+++ Provided entries
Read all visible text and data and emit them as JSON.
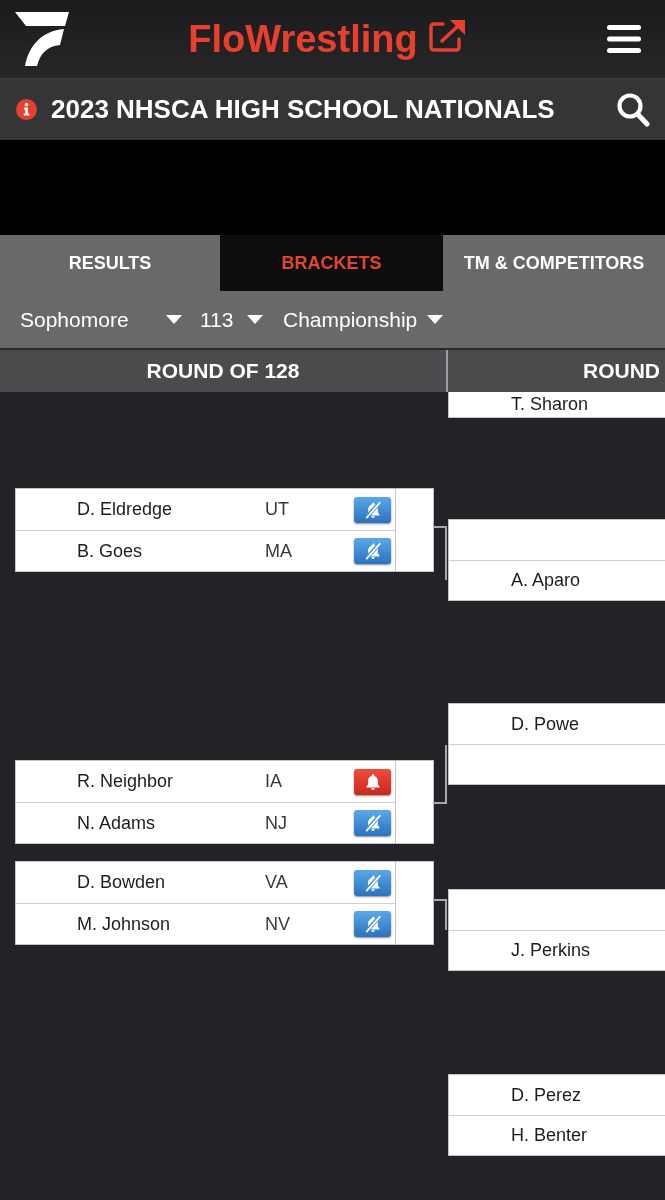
{
  "header": {
    "brand": "FloWrestling"
  },
  "event": {
    "title": "2023 NHSCA HIGH SCHOOL NATIONALS"
  },
  "tabs": [
    {
      "label": "RESULTS",
      "selected": false
    },
    {
      "label": "BRACKETS",
      "selected": true
    },
    {
      "label": "TM & COMPETITORS",
      "selected": false
    }
  ],
  "filters": [
    {
      "value": "Sophomore"
    },
    {
      "value": "113"
    },
    {
      "value": "Championship"
    }
  ],
  "rounds": [
    {
      "title": "ROUND OF 128",
      "matches": [
        {
          "top": {
            "name": "D. Eldredge",
            "state": "UT",
            "alerts_on": false
          },
          "bottom": {
            "name": "B. Goes",
            "state": "MA",
            "alerts_on": false
          }
        },
        {
          "top": {
            "name": "R. Neighbor",
            "state": "IA",
            "alerts_on": true
          },
          "bottom": {
            "name": "N. Adams",
            "state": "NJ",
            "alerts_on": false
          }
        },
        {
          "top": {
            "name": "D. Bowden",
            "state": "VA",
            "alerts_on": false
          },
          "bottom": {
            "name": "M. Johnson",
            "state": "NV",
            "alerts_on": false
          }
        }
      ]
    },
    {
      "title": "ROUND",
      "matches": [
        {
          "bottom": {
            "name": "T. Sharon"
          }
        },
        {
          "bottom": {
            "name": "A. Aparo"
          }
        },
        {
          "top": {
            "name": "D. Powe"
          }
        },
        {
          "bottom": {
            "name": "J. Perkins"
          }
        },
        {
          "top": {
            "name": "D. Perez"
          },
          "bottom": {
            "name": "H. Benter"
          }
        }
      ]
    }
  ]
}
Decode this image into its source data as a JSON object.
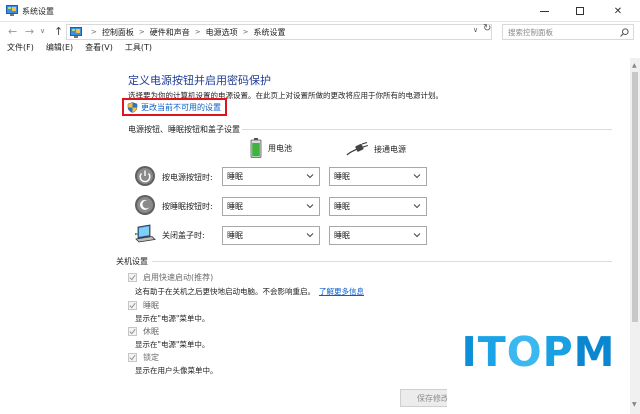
{
  "window": {
    "title": "系统设置",
    "minimize": "minimize",
    "maximize": "maximize",
    "close_glyph": "✕"
  },
  "address": {
    "back": "←",
    "forward": "→",
    "history": "∨",
    "up": "↑",
    "breadcrumbs": [
      "控制面板",
      "硬件和声音",
      "电源选项",
      "系统设置"
    ],
    "separator": ">",
    "dropdown": "∨",
    "refresh": "↻"
  },
  "search": {
    "placeholder": "搜索控制面板"
  },
  "menu": [
    {
      "label": "文件(F)"
    },
    {
      "label": "编辑(E)"
    },
    {
      "label": "查看(V)"
    },
    {
      "label": "工具(T)"
    }
  ],
  "page": {
    "heading": "定义电源按钮并启用密码保护",
    "description": "选择要为你的计算机设置的电源设置。在此页上对设置所做的更改将应用于你所有的电源计划。",
    "change_link": "更改当前不可用的设置"
  },
  "buttons_section": {
    "title": "电源按钮、睡眠按钮和盖子设置",
    "col_battery": "用电池",
    "col_plugged": "接通电源",
    "rows": [
      {
        "label": "按电源按钮时:",
        "battery": "睡眠",
        "plugged": "睡眠",
        "icon": "power-button-icon"
      },
      {
        "label": "按睡眠按钮时:",
        "battery": "睡眠",
        "plugged": "睡眠",
        "icon": "sleep-button-icon"
      },
      {
        "label": "关闭盖子时:",
        "battery": "睡眠",
        "plugged": "睡眠",
        "icon": "laptop-lid-icon"
      }
    ]
  },
  "shutdown_section": {
    "title": "关机设置",
    "items": [
      {
        "label": "启用快速启动(推荐)",
        "checked": true,
        "sub": "这有助于在关机之后更快地启动电脑。不会影响重启。",
        "link": "了解更多信息"
      },
      {
        "label": "睡眠",
        "checked": true,
        "sub": "显示在\"电源\"菜单中。"
      },
      {
        "label": "休眠",
        "checked": true,
        "sub": "显示在\"电源\"菜单中。"
      },
      {
        "label": "锁定",
        "checked": true,
        "sub": "显示在用户头像菜单中。"
      }
    ]
  },
  "footer": {
    "save": "保存修改"
  },
  "watermark": {
    "l1": "I",
    "l2": "T",
    "l3": "O",
    "l4": "P",
    "l5": "M"
  },
  "colors": {
    "heading": "#1e3c96",
    "link": "#0b5ec9",
    "highlight": "#e0141e",
    "watermark": "#0a8fd8"
  }
}
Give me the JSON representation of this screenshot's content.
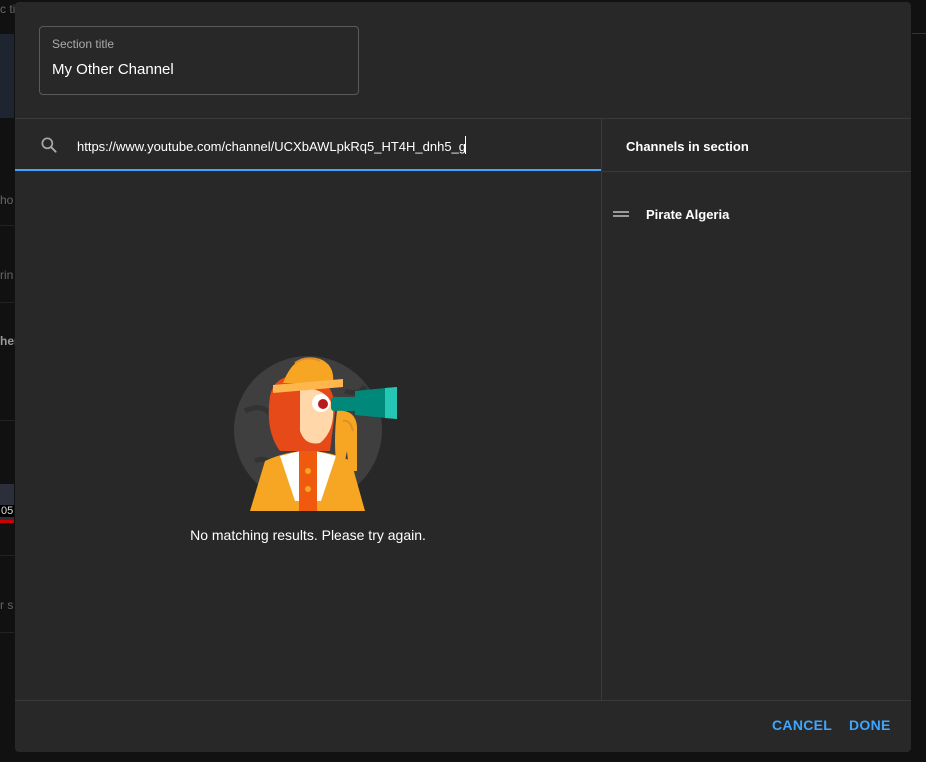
++++++
▸ **Given request**:
All of the data needs repeating exactly, but the pictures do not.

▸ **Solved exercise**:
Read all visible text and data and emit them as JSON.
{
  "header": {
    "brand": "FloWrestling"
  },
  "event": {
    "title": "2023 NHSCA HIGH SCHOOL NATIONALS"
  },
  "tabs": [
    {
      "label": "RESULTS",
      "selected": false
    },
    {
      "label": "BRACKETS",
      "selected": true
    },
    {
      "label": "TM & COMPETITORS",
      "selected": false
    }
  ],
  "filters": [
    {
      "value": "Sophomore"
    },
    {
      "value": "113"
    },
    {
      "value": "Championship"
    }
  ],
  "rounds": [
    {
      "title": "ROUND OF 128",
      "matches": [
        {
          "top": {
            "name": "D. Eldredge",
            "state": "UT",
            "alerts_on": false
          },
          "bottom": {
            "name": "B. Goes",
            "state": "MA",
            "alerts_on": false
          }
        },
        {
          "top": {
            "name": "R. Neighbor",
            "state": "IA",
            "alerts_on": true
          },
          "bottom": {
            "name": "N. Adams",
            "state": "NJ",
            "alerts_on": false
          }
        },
        {
          "top": {
            "name": "D. Bowden",
            "state": "VA",
            "alerts_on": false
          },
          "bottom": {
            "name": "M. Johnson",
            "state": "NV",
            "alerts_on": false
          }
        }
      ]
    },
    {
      "title": "ROUND",
      "matches": [
        {
          "bottom": {
            "name": "T. Sharon"
          }
        },
        {
          "bottom": {
            "name": "A. Aparo"
          }
        },
        {
          "top": {
            "name": "D. Powe"
          }
        },
        {
          "bottom": {
            "name": "J. Perkins"
          }
        },
        {
          "top": {
            "name": "D. Perez"
          },
          "bottom": {
            "name": "H. Benter"
          }
        }
      ]
    }
  ]
}
Decode this image into its source data as a JSON object.
{
  "window": {
    "title": "系统设置",
    "minimize": "minimize",
    "maximize": "maximize",
    "close_glyph": "✕"
  },
  "address": {
    "back": "←",
    "forward": "→",
    "history": "∨",
    "up": "↑",
    "breadcrumbs": [
      "控制面板",
      "硬件和声音",
      "电源选项",
      "系统设置"
    ],
    "separator": ">",
    "dropdown": "∨",
    "refresh": "↻"
  },
  "search": {
    "placeholder": "搜索控制面板"
  },
  "menu": [
    {
      "label": "文件(F)"
    },
    {
      "label": "编辑(E)"
    },
    {
      "label": "查看(V)"
    },
    {
      "label": "工具(T)"
    }
  ],
  "page": {
    "heading": "定义电源按钮并启用密码保护",
    "description": "选择要为你的计算机设置的电源设置。在此页上对设置所做的更改将应用于你所有的电源计划。",
    "change_link": "更改当前不可用的设置"
  },
  "buttons_section": {
    "title": "电源按钮、睡眠按钮和盖子设置",
    "col_battery": "用电池",
    "col_plugged": "接通电源",
    "rows": [
      {
        "label": "按电源按钮时:",
        "battery": "睡眠",
        "plugged": "睡眠",
        "icon": "power-button-icon"
      },
      {
        "label": "按睡眠按钮时:",
        "battery": "睡眠",
        "plugged": "睡眠",
        "icon": "sleep-button-icon"
      },
      {
        "label": "关闭盖子时:",
        "battery": "睡眠",
        "plugged": "睡眠",
        "icon": "laptop-lid-icon"
      }
    ]
  },
  "shutdown_section": {
    "title": "关机设置",
    "items": [
      {
        "label": "启用快速启动(推荐)",
        "checked": true,
        "sub": "这有助于在关机之后更快地启动电脑。不会影响重启。",
        "link": "了解更多信息"
      },
      {
        "label": "睡眠",
        "checked": true,
        "sub": "显示在\"电源\"菜单中。"
      },
      {
        "label": "休眠",
        "checked": true,
        "sub": "显示在\"电源\"菜单中。"
      },
      {
        "label": "锁定",
        "checked": true,
        "sub": "显示在用户头像菜单中。"
      }
    ]
  },
  "footer": {
    "save": "保存修改"
  },
  "watermark": {
    "l1": "I",
    "l2": "T",
    "l3": "O",
    "l4": "P",
    "l5": "M"
  },
  "colors": {
    "heading": "#1e3c96",
    "link": "#0b5ec9",
    "highlight": "#e0141e",
    "watermark": "#0a8fd8"
  }
}
Give me the JSON representation of this screenshot's content.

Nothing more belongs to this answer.